-- BEGIN --
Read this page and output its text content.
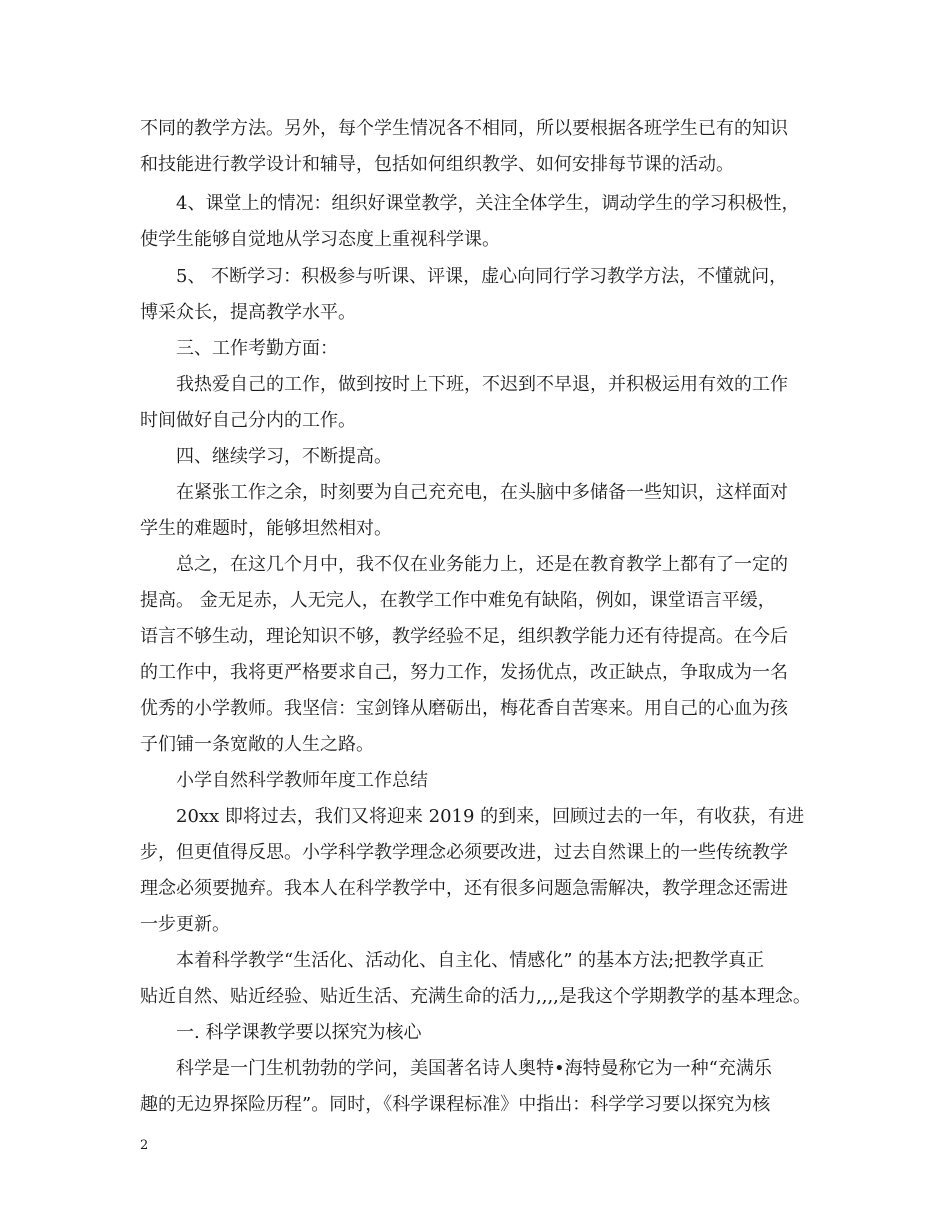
不同的教学方法。另外，每个学生情况各不相同，所以要根据各班学生已有的知识
和技能进行教学设计和辅导，包括如何组织教学、如何安排每节课的活动。
4、课堂上的情况：组织好课堂教学，关注全体学生，调动学生的学习积极性，
使学生能够自觉地从学习态度上重视科学课。
5、 不断学习：积极参与听课、评课，虚心向同行学习教学方法，不懂就问，
博采众长，提高教学水平。
三、工作考勤方面：
我热爱自己的工作，做到按时上下班，不迟到不早退，并积极运用有效的工作
时间做好自己分内的工作。
四、继续学习，不断提高。
在紧张工作之余，时刻要为自己充充电，在头脑中多储备一些知识，这样面对
学生的难题时，能够坦然相对。
总之，在这几个月中，我不仅在业务能力上，还是在教育教学上都有了一定的
提高。 金无足赤，人无完人，在教学工作中难免有缺陷，例如，课堂语言平缓，
语言不够生动，理论知识不够，教学经验不足，组织教学能力还有待提高。在今后
的工作中，我将更严格要求自己，努力工作，发扬优点，改正缺点，争取成为一名
优秀的小学教师。我坚信：宝剑锋从磨砺出，梅花香自苦寒来。用自己的心血为孩
子们铺一条宽敞的人生之路。
小学自然科学教师年度工作总结
20xx 即将过去，我们又将迎来 2019 的到来，回顾过去的一年，有收获，有进
步，但更值得反思。小学科学教学理念必须要改进，过去自然课上的一些传统教学
理念必须要抛弃。我本人在科学教学中，还有很多问题急需解决，教学理念还需进
一步更新。
本着科学教学“生活化、活动化、自主化、情感化” 的基本方法;把教学真正
贴近自然、贴近经验、贴近生活、充满生命的活力,,,,是我这个学期教学的基本理念。
一. 科学课教学要以探究为核心
科学是一门生机勃勃的学问，美国著名诗人奥特•海特曼称它为一种“充满乐
趣的无边界探险历程”。同时，《科学课程标准》中指出：科学学习要以探究为核
2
-- END --
**Exercise instructions:** Exclude the pictures, and transcribe all of the material exactly.

**Worked solution:**
Read this page and output its text content.
不同的教学方法。另外，每个学生情况各不相同，所以要根据各班学生已有的知识
和技能进行教学设计和辅导，包括如何组织教学、如何安排每节课的活动。
4、课堂上的情况：组织好课堂教学，关注全体学生，调动学生的学习积极性，
使学生能够自觉地从学习态度上重视科学课。
5、 不断学习：积极参与听课、评课，虚心向同行学习教学方法，不懂就问，
博采众长，提高教学水平。
三、工作考勤方面：
我热爱自己的工作，做到按时上下班，不迟到不早退，并积极运用有效的工作
时间做好自己分内的工作。
四、继续学习，不断提高。
在紧张工作之余，时刻要为自己充充电，在头脑中多储备一些知识，这样面对
学生的难题时，能够坦然相对。
总之，在这几个月中，我不仅在业务能力上，还是在教育教学上都有了一定的
提高。 金无足赤，人无完人，在教学工作中难免有缺陷，例如，课堂语言平缓，
语言不够生动，理论知识不够，教学经验不足，组织教学能力还有待提高。在今后
的工作中，我将更严格要求自己，努力工作，发扬优点，改正缺点，争取成为一名
优秀的小学教师。我坚信：宝剑锋从磨砺出，梅花香自苦寒来。用自己的心血为孩
子们铺一条宽敞的人生之路。
小学自然科学教师年度工作总结
20xx 即将过去，我们又将迎来 2019 的到来，回顾过去的一年，有收获，有进
步，但更值得反思。小学科学教学理念必须要改进，过去自然课上的一些传统教学
理念必须要抛弃。我本人在科学教学中，还有很多问题急需解决，教学理念还需进
一步更新。
本着科学教学“生活化、活动化、自主化、情感化” 的基本方法;把教学真正
贴近自然、贴近经验、贴近生活、充满生命的活力,,,,是我这个学期教学的基本理念。
一. 科学课教学要以探究为核心
科学是一门生机勃勃的学问，美国著名诗人奥特•海特曼称它为一种“充满乐
趣的无边界探险历程”。同时，《科学课程标准》中指出：科学学习要以探究为核
2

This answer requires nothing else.